STATED PROBLEM: Count every line of the material that holds the string "egli". Respond with the total only.

RECORDS SHOWN:
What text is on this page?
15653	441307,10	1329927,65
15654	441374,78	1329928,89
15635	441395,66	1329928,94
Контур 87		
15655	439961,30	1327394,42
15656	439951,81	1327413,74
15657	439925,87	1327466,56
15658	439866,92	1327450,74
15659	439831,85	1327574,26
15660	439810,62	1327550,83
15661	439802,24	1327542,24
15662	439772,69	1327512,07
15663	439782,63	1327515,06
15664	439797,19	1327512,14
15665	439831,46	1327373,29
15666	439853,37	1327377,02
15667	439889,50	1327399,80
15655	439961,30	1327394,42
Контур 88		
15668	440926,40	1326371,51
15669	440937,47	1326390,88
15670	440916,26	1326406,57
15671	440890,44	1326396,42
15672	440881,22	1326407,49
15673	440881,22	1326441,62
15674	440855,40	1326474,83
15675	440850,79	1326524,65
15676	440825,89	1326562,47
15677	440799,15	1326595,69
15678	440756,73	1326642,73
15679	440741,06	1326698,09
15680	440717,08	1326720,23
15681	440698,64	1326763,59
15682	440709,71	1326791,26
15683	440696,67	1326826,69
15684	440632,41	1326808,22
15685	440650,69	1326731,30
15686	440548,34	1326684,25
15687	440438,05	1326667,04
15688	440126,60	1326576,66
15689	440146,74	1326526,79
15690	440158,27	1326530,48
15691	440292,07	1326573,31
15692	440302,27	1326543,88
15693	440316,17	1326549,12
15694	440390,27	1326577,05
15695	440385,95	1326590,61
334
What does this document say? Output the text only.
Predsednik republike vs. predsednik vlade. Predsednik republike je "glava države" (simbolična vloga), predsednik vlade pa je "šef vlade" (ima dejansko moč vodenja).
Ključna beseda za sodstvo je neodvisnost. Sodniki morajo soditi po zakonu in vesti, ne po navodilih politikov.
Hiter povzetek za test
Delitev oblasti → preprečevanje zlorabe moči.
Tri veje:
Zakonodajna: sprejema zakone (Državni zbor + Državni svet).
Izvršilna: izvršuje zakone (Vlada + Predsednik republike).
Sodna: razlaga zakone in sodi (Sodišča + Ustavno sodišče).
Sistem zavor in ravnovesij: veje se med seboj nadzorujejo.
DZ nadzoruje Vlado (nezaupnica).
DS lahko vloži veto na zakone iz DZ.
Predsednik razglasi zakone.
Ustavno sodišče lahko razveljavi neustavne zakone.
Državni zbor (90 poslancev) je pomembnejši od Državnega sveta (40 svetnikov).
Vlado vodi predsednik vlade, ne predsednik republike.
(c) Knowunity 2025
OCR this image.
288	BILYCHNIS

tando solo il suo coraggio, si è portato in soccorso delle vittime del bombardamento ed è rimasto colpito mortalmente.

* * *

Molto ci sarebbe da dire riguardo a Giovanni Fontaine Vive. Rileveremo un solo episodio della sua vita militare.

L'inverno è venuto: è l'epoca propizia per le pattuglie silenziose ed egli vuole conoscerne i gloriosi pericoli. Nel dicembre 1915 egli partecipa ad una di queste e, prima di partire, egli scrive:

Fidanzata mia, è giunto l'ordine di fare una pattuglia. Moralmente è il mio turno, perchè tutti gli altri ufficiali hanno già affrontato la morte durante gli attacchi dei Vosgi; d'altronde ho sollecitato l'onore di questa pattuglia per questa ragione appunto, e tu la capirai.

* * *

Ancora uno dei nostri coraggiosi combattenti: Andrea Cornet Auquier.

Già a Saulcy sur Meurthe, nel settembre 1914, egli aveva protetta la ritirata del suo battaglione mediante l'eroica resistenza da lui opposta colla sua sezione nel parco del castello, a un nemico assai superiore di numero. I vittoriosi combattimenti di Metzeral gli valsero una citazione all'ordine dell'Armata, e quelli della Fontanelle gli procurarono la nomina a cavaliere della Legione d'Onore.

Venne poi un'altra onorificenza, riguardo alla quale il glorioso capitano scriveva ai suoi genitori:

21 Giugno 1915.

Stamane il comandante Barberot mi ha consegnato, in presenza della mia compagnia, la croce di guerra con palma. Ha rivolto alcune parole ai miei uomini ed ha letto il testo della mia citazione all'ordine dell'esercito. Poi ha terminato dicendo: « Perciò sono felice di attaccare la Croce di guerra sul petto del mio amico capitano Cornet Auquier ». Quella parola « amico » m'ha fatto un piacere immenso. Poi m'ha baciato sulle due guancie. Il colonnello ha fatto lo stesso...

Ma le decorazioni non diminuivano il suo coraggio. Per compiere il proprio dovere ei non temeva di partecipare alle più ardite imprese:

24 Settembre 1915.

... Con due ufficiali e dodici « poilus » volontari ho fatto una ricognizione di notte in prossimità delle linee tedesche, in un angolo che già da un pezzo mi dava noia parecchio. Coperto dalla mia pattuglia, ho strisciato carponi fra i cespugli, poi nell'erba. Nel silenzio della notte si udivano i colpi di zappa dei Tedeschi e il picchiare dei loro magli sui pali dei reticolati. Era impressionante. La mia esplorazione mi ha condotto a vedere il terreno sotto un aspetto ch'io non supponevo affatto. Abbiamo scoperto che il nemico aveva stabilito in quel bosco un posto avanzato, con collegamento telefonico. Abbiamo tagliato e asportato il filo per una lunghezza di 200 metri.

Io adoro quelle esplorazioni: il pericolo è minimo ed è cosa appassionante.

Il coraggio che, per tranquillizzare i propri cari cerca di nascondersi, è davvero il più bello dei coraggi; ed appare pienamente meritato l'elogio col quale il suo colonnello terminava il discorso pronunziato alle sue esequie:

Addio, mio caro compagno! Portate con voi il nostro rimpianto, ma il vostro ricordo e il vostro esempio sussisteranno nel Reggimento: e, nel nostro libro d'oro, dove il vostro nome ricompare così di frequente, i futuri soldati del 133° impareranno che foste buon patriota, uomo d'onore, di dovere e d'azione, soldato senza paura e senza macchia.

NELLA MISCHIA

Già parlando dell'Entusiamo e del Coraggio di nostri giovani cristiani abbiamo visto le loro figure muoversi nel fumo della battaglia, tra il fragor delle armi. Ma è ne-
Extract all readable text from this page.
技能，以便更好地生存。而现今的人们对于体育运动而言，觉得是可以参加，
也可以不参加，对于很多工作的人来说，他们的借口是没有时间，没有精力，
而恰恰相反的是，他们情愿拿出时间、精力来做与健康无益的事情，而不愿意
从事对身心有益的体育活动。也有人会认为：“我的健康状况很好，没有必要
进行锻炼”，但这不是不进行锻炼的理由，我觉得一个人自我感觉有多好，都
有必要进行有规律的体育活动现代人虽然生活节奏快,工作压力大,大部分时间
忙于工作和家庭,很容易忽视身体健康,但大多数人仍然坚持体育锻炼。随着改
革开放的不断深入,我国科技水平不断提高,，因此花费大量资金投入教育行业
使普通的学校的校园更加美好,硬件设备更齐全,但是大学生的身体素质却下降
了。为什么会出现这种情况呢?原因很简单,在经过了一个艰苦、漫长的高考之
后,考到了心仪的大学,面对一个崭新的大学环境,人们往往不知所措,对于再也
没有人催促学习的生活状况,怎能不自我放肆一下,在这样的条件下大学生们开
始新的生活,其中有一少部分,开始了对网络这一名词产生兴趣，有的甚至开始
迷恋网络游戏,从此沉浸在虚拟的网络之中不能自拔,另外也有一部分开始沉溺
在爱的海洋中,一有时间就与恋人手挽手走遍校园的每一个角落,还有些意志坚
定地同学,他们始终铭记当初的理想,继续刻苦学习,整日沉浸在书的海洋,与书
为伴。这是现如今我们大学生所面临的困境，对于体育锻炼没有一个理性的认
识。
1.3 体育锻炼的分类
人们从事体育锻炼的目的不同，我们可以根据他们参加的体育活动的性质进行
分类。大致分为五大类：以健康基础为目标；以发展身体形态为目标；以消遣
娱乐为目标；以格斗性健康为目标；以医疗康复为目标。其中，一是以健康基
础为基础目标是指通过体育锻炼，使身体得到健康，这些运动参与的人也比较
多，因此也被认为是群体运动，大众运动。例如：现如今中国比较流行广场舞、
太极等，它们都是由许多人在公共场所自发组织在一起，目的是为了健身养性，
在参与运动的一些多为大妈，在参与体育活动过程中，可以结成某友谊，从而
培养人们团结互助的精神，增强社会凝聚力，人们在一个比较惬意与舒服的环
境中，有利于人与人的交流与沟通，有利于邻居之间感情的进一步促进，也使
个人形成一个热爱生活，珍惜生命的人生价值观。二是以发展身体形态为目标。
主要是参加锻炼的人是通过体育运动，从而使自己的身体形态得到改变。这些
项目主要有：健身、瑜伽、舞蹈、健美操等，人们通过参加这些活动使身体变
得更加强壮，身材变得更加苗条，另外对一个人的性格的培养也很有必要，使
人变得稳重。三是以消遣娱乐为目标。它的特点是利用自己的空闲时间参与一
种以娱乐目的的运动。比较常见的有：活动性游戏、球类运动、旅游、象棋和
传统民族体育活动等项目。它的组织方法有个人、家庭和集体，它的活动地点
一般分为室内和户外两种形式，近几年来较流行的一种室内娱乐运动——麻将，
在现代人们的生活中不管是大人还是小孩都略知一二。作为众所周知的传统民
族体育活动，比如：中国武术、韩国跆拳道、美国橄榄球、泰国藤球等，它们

RESULT FOR THIS TASK: 2